◆ Problem statement ◆
In the records below, work out how many lines hold the word "title". Report the number alone.

[begin Data provided]

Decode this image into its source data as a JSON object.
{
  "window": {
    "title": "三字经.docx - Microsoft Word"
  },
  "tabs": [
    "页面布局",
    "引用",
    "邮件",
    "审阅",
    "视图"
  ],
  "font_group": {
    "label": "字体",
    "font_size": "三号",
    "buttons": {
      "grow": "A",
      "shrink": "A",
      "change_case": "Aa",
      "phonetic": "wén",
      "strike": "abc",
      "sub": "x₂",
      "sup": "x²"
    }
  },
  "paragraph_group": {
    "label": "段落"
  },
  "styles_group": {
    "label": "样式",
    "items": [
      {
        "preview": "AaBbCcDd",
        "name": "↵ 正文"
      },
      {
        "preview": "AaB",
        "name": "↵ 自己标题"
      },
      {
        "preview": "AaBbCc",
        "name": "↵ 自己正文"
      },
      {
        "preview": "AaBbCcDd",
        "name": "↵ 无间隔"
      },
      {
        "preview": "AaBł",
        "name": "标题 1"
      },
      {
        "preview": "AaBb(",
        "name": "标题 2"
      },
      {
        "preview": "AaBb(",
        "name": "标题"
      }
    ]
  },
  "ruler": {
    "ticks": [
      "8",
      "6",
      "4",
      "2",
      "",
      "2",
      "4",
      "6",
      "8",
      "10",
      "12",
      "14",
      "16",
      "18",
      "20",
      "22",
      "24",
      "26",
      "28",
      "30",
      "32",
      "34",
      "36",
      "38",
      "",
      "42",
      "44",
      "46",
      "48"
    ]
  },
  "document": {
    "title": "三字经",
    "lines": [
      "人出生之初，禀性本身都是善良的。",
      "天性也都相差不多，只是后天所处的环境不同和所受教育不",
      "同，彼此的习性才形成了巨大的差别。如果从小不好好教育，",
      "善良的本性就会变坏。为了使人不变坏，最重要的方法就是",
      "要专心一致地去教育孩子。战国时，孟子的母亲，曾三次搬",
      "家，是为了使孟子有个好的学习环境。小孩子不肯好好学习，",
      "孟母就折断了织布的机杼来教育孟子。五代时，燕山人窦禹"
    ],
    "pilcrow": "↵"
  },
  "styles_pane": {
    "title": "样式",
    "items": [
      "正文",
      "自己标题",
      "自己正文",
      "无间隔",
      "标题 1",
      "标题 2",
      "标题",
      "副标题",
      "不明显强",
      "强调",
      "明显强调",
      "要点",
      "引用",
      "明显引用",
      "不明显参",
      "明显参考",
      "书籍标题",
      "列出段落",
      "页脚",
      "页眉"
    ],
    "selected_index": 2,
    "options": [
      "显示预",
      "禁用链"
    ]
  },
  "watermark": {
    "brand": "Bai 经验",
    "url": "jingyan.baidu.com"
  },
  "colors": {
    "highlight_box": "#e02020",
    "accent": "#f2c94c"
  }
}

[end Data provided]

◆ Exercise output ◆
3